%%

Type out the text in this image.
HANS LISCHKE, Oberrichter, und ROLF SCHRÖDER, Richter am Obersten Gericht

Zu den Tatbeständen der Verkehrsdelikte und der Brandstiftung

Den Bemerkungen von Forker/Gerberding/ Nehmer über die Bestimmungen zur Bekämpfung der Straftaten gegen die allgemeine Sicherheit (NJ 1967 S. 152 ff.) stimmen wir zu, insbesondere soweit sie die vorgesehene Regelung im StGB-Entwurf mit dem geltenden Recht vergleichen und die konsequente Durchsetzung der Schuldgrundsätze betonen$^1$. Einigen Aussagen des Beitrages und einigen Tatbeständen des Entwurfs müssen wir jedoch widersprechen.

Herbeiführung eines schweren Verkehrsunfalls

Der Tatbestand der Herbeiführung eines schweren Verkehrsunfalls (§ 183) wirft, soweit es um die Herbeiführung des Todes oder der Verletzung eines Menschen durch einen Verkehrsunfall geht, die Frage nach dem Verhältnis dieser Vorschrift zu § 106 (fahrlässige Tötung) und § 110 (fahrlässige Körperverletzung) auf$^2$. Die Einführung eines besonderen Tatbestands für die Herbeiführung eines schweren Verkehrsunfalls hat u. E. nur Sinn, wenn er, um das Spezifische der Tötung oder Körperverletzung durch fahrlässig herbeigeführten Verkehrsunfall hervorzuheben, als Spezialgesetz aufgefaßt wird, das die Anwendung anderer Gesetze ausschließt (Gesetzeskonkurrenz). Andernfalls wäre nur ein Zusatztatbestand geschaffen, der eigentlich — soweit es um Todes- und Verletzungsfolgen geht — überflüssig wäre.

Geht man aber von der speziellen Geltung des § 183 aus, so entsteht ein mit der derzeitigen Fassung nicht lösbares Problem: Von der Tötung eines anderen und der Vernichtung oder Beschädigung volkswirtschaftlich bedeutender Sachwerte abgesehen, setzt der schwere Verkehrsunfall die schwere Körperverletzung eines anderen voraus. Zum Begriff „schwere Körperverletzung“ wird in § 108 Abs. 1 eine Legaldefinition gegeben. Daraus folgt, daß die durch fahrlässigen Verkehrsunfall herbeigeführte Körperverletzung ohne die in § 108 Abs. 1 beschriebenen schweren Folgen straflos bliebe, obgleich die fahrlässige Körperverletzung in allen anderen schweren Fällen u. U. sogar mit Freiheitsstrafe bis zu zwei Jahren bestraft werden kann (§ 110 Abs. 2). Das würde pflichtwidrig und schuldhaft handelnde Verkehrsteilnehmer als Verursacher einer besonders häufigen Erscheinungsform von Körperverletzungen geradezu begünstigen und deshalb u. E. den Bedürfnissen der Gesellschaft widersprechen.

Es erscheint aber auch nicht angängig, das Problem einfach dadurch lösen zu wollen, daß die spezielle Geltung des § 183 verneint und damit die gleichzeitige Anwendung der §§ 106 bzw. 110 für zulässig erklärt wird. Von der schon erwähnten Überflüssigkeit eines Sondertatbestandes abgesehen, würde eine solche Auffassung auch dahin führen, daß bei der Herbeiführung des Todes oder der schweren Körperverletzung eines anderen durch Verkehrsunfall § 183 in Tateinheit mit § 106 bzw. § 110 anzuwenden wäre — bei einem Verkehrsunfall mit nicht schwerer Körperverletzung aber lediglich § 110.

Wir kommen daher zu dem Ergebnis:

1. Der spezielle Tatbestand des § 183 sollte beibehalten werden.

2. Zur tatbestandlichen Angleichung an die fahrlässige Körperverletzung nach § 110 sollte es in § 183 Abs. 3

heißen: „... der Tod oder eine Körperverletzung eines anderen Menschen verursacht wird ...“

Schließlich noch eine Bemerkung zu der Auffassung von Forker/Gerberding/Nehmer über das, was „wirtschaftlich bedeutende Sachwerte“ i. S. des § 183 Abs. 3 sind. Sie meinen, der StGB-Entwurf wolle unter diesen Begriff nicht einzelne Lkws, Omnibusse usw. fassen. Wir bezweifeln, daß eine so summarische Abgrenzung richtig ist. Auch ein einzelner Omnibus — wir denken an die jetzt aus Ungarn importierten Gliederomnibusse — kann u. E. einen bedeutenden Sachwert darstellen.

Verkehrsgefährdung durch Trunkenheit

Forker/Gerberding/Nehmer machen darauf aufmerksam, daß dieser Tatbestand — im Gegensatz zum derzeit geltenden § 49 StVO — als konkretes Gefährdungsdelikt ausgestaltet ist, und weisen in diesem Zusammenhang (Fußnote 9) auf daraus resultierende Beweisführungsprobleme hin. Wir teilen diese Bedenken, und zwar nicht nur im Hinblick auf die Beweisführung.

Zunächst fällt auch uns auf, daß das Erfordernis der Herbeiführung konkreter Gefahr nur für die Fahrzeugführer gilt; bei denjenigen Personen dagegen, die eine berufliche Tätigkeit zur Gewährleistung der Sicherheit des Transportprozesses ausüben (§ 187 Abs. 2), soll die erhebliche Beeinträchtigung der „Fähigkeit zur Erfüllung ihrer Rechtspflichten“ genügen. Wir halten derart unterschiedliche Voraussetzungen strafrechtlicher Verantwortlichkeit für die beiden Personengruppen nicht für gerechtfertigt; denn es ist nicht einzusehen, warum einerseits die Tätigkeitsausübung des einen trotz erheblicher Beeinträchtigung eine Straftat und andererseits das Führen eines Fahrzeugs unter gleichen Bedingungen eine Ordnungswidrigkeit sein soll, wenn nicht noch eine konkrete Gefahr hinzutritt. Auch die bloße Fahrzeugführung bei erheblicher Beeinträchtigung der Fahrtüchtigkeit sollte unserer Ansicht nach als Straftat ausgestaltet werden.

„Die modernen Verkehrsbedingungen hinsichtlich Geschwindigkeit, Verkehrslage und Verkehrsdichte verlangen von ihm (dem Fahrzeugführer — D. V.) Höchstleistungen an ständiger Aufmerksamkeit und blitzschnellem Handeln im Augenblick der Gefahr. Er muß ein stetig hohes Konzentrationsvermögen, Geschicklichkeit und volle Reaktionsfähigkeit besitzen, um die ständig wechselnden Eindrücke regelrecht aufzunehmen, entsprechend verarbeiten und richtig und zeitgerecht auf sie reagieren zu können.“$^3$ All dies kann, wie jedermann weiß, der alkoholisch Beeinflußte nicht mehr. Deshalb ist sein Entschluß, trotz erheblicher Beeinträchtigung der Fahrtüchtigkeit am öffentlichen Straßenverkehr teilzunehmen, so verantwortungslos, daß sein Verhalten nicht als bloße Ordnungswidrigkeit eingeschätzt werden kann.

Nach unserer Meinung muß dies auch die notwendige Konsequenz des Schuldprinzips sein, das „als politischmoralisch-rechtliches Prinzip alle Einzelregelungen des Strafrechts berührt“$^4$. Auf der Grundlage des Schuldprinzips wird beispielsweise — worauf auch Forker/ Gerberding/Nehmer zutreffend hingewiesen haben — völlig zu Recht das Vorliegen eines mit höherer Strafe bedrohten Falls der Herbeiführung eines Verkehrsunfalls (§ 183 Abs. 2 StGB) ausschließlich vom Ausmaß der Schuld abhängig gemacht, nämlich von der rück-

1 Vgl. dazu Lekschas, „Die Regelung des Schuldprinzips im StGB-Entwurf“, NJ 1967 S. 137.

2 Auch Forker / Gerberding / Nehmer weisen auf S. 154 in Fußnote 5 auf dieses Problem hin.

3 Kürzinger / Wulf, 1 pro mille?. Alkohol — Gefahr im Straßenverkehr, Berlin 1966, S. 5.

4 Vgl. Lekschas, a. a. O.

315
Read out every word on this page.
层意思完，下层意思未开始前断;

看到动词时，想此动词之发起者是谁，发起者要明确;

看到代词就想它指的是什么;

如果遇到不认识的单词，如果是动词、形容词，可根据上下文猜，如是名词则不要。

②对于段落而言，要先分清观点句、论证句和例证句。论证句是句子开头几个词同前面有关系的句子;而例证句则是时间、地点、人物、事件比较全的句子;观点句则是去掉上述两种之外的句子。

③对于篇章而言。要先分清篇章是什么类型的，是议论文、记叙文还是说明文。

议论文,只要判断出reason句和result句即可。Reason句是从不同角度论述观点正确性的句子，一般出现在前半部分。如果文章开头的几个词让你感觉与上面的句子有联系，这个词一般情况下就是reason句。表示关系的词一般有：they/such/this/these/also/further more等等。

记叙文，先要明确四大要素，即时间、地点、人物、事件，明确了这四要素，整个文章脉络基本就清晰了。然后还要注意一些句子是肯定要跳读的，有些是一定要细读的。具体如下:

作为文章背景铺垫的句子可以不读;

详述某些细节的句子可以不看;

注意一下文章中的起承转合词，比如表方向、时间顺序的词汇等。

%%

### WORK TO BE COMPLETED
Return from the data every line that holds "weisen".

### THE OUTPUT
Forker/Gerberding/Nehmer machen darauf aufmerksam, daß dieser Tatbestand — im Gegensatz zum derzeit geltenden § 49 StVO — als konkretes Gefährdungsdelikt ausgestaltet ist, und weisen in diesem Zusammenhang (Fußnote 9) auf daraus resultierende Beweisführungsprobleme hin. Wir teilen diese Bedenken, und zwar nicht nur im Hinblick auf die Beweisführung.
2 Auch Forker / Gerberding / Nehmer weisen auf S. 154 in Fußnote 5 auf dieses Problem hin.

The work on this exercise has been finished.